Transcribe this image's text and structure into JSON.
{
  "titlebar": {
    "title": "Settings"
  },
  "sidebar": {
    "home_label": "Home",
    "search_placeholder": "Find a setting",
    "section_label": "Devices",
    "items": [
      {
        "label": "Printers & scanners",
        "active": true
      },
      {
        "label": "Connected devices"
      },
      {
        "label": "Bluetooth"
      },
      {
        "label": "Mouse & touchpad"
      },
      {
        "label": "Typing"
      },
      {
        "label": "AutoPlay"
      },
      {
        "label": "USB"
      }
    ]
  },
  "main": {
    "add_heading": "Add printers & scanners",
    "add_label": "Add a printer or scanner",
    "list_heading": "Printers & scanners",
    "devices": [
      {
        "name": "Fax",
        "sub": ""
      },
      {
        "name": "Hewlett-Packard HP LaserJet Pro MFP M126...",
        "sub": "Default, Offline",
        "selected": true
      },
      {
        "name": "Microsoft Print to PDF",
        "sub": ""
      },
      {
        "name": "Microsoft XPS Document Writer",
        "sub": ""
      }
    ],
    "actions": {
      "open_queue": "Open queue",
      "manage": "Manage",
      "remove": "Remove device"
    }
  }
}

**THE PROBLEM:** Take the entries above and transcribe them exactly.

**FULL RESPONSE:**
Transcribe this image's text and structure into JSON.
{
  "titlebar": {
    "title": "Settings"
  },
  "sidebar": {
    "home_label": "Home",
    "search_placeholder": "Find a setting",
    "section_label": "Devices",
    "items": [
      {
        "label": "Printers & scanners",
        "active": true
      },
      {
        "label": "Connected devices"
      },
      {
        "label": "Bluetooth"
      },
      {
        "label": "Mouse & touchpad"
      },
      {
        "label": "Typing"
      },
      {
        "label": "AutoPlay"
      },
      {
        "label": "USB"
      }
    ]
  },
  "main": {
    "add_heading": "Add printers & scanners",
    "add_label": "Add a printer or scanner",
    "list_heading": "Printers & scanners",
    "devices": [
      {
        "name": "Fax",
        "sub": ""
      },
      {
        "name": "Hewlett-Packard HP LaserJet Pro MFP M126...",
        "sub": "Default, Offline",
        "selected": true
      },
      {
        "name": "Microsoft Print to PDF",
        "sub": ""
      },
      {
        "name": "Microsoft XPS Document Writer",
        "sub": ""
      }
    ],
    "actions": {
      "open_queue": "Open queue",
      "manage": "Manage",
      "remove": "Remove device"
    }
  }
}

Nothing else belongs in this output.